WHAT IS EXPECTED:
Say how many lines in the data below contain the word "GGBXF", and give no other text.

DATA FOR THIS EXERCISE:
******
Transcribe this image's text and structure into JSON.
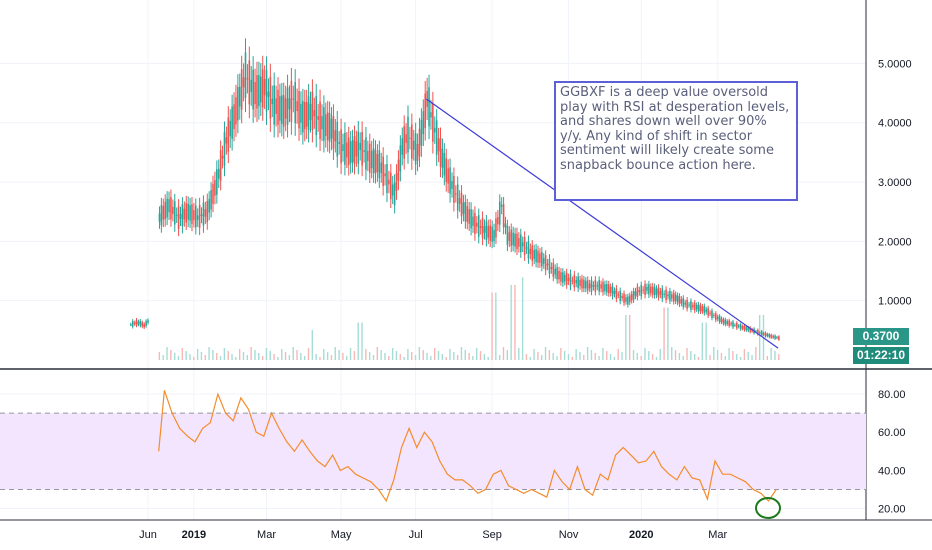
{
  "chart_data": [
    {
      "type": "candlestick",
      "symbol": "GGBXF",
      "ylim": [
        0,
        5.9
      ],
      "y_ticks": [
        "1.0000",
        "2.0000",
        "3.0000",
        "4.0000",
        "5.0000"
      ],
      "last_price": "0.3700",
      "countdown": "01:22:10",
      "series": [
        {
          "values": [
            [
              0,
              0.6
            ],
            [
              3,
              0.63
            ],
            [
              5,
              0.62
            ],
            [
              7,
              0.58
            ],
            [
              9,
              0.65
            ]
          ]
        },
        {
          "values": [
            [
              15,
              2.4
            ],
            [
              20,
              2.6
            ],
            [
              25,
              2.4
            ],
            [
              30,
              2.5
            ],
            [
              35,
              2.4
            ],
            [
              40,
              2.5
            ],
            [
              45,
              3.0
            ],
            [
              50,
              3.7
            ],
            [
              55,
              4.2
            ],
            [
              60,
              4.8
            ],
            [
              65,
              4.5
            ],
            [
              70,
              4.6
            ],
            [
              75,
              4.3
            ],
            [
              80,
              4.2
            ],
            [
              85,
              4.4
            ],
            [
              90,
              4.1
            ],
            [
              95,
              4.2
            ],
            [
              100,
              4.0
            ],
            [
              105,
              3.9
            ],
            [
              110,
              3.6
            ],
            [
              115,
              3.5
            ],
            [
              120,
              3.6
            ],
            [
              125,
              3.4
            ],
            [
              130,
              3.3
            ],
            [
              135,
              3.0
            ],
            [
              138,
              2.8
            ],
            [
              142,
              3.6
            ],
            [
              145,
              3.8
            ],
            [
              150,
              3.5
            ],
            [
              153,
              4.0
            ],
            [
              155,
              4.4
            ],
            [
              158,
              4.0
            ],
            [
              162,
              3.5
            ],
            [
              166,
              3.1
            ],
            [
              170,
              2.8
            ],
            [
              175,
              2.5
            ],
            [
              180,
              2.3
            ],
            [
              185,
              2.2
            ],
            [
              190,
              2.1
            ],
            [
              194,
              2.6
            ],
            [
              197,
              2.1
            ],
            [
              202,
              2.0
            ],
            [
              205,
              1.95
            ],
            [
              210,
              1.8
            ],
            [
              215,
              1.7
            ],
            [
              220,
              1.55
            ],
            [
              225,
              1.4
            ],
            [
              230,
              1.35
            ],
            [
              235,
              1.3
            ],
            [
              240,
              1.25
            ],
            [
              245,
              1.25
            ],
            [
              250,
              1.2
            ],
            [
              255,
              1.1
            ],
            [
              260,
              1.0
            ],
            [
              265,
              1.15
            ],
            [
              270,
              1.2
            ],
            [
              275,
              1.15
            ],
            [
              280,
              1.1
            ],
            [
              285,
              1.05
            ],
            [
              290,
              0.95
            ],
            [
              295,
              0.9
            ],
            [
              300,
              0.85
            ],
            [
              305,
              0.75
            ],
            [
              310,
              0.65
            ],
            [
              315,
              0.6
            ],
            [
              320,
              0.55
            ],
            [
              325,
              0.5
            ],
            [
              330,
              0.45
            ],
            [
              335,
              0.4
            ],
            [
              339,
              0.37
            ]
          ]
        }
      ],
      "trendline": {
        "start": [
          155,
          4.4
        ],
        "end": [
          339,
          0.2
        ]
      },
      "volume": [
        {
          "x": 95,
          "v": 0.2
        },
        {
          "x": 120,
          "v": 0.25
        },
        {
          "x": 190,
          "v": 0.45
        },
        {
          "x": 200,
          "v": 0.5
        },
        {
          "x": 205,
          "v": 0.55
        },
        {
          "x": 260,
          "v": 0.3
        },
        {
          "x": 280,
          "v": 0.35
        },
        {
          "x": 300,
          "v": 0.25
        },
        {
          "x": 330,
          "v": 0.3
        }
      ]
    },
    {
      "type": "line",
      "indicator": "RSI",
      "ylim": [
        14,
        90
      ],
      "y_ticks": [
        "20.00",
        "40.00",
        "60.00",
        "80.00"
      ],
      "band": [
        30,
        70
      ],
      "x": [
        15,
        18,
        22,
        26,
        30,
        34,
        38,
        42,
        46,
        50,
        54,
        58,
        62,
        66,
        70,
        74,
        78,
        82,
        86,
        90,
        94,
        98,
        102,
        106,
        110,
        114,
        118,
        122,
        126,
        130,
        134,
        138,
        142,
        146,
        150,
        154,
        158,
        162,
        166,
        170,
        174,
        178,
        182,
        186,
        190,
        194,
        198,
        202,
        206,
        210,
        214,
        218,
        222,
        226,
        230,
        234,
        238,
        242,
        246,
        250,
        254,
        258,
        262,
        266,
        270,
        274,
        278,
        282,
        286,
        290,
        294,
        298,
        302,
        306,
        310,
        314,
        318,
        322,
        326,
        330,
        334,
        338
      ],
      "values": [
        50,
        82,
        70,
        62,
        58,
        55,
        62,
        65,
        80,
        70,
        66,
        78,
        72,
        60,
        58,
        70,
        62,
        55,
        50,
        56,
        50,
        45,
        42,
        48,
        40,
        42,
        38,
        36,
        34,
        30,
        24,
        35,
        52,
        62,
        52,
        60,
        55,
        45,
        38,
        35,
        35,
        32,
        28,
        30,
        38,
        40,
        32,
        30,
        28,
        30,
        28,
        26,
        40,
        34,
        30,
        42,
        30,
        27,
        38,
        35,
        48,
        52,
        48,
        44,
        45,
        50,
        42,
        38,
        35,
        42,
        36,
        35,
        25,
        45,
        38,
        38,
        36,
        34,
        30,
        28,
        24,
        30
      ]
    }
  ],
  "annotation": "GGBXF is a deep value oversold play with RSI at desperation levels, and shares down well over 90% y/y. Any kind of shift in sector sentiment will likely create some snapback bounce action here.",
  "x_axis": [
    "Jun",
    "2019",
    "Mar",
    "May",
    "Jul",
    "Sep",
    "Nov",
    "2020",
    "Mar"
  ],
  "colors": {
    "up": "#26a69a",
    "down": "#ef5350",
    "rsi": "#f48c2c",
    "band": "#f3e5fd",
    "trendline": "#3c3cd8",
    "circle": "#1b7a1b",
    "last_price_tag": "#2a9688",
    "countdown_tag": "#1f8b7a"
  }
}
******
EXPECTED ANSWER:
2